● WORK INSTRUCTIONS
Print the data that follows exactly.

● STORED DATA
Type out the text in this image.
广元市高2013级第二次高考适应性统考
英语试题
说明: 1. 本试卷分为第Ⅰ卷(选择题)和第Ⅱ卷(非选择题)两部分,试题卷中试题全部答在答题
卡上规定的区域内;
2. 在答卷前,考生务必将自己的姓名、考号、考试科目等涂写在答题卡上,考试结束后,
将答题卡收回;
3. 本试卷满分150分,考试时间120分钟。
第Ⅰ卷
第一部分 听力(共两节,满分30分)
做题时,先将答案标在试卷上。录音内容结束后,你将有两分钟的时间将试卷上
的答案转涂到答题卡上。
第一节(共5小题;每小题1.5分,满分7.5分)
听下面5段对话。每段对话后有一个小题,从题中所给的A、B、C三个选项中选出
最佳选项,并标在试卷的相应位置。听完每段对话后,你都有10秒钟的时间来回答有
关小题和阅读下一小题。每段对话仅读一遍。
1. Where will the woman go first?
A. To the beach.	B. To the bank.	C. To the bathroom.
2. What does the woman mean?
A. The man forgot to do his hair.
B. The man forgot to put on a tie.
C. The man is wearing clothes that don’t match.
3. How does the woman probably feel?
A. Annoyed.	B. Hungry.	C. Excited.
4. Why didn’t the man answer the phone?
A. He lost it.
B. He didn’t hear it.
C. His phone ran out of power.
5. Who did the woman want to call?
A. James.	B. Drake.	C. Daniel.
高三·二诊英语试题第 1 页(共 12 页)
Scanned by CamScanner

● TASK SOLUTION
Type out the text in this image.
广元市高2013级第二次高考适应性统考
英语试题
说明: 1. 本试卷分为第Ⅰ卷(选择题)和第Ⅱ卷(非选择题)两部分,试题卷中试题全部答在答题
卡上规定的区域内;
2. 在答卷前,考生务必将自己的姓名、考号、考试科目等涂写在答题卡上,考试结束后,
将答题卡收回;
3. 本试卷满分150分,考试时间120分钟。
第Ⅰ卷
第一部分 听力(共两节,满分30分)
做题时,先将答案标在试卷上。录音内容结束后,你将有两分钟的时间将试卷上
的答案转涂到答题卡上。
第一节(共5小题;每小题1.5分,满分7.5分)
听下面5段对话。每段对话后有一个小题,从题中所给的A、B、C三个选项中选出
最佳选项,并标在试卷的相应位置。听完每段对话后,你都有10秒钟的时间来回答有
关小题和阅读下一小题。每段对话仅读一遍。
1. Where will the woman go first?
A. To the beach.	B. To the bank.	C. To the bathroom.
2. What does the woman mean?
A. The man forgot to do his hair.
B. The man forgot to put on a tie.
C. The man is wearing clothes that don’t match.
3. How does the woman probably feel?
A. Annoyed.	B. Hungry.	C. Excited.
4. Why didn’t the man answer the phone?
A. He lost it.
B. He didn’t hear it.
C. His phone ran out of power.
5. Who did the woman want to call?
A. James.	B. Drake.	C. Daniel.
高三·二诊英语试题第 1 页(共 12 页)
Scanned by CamScanner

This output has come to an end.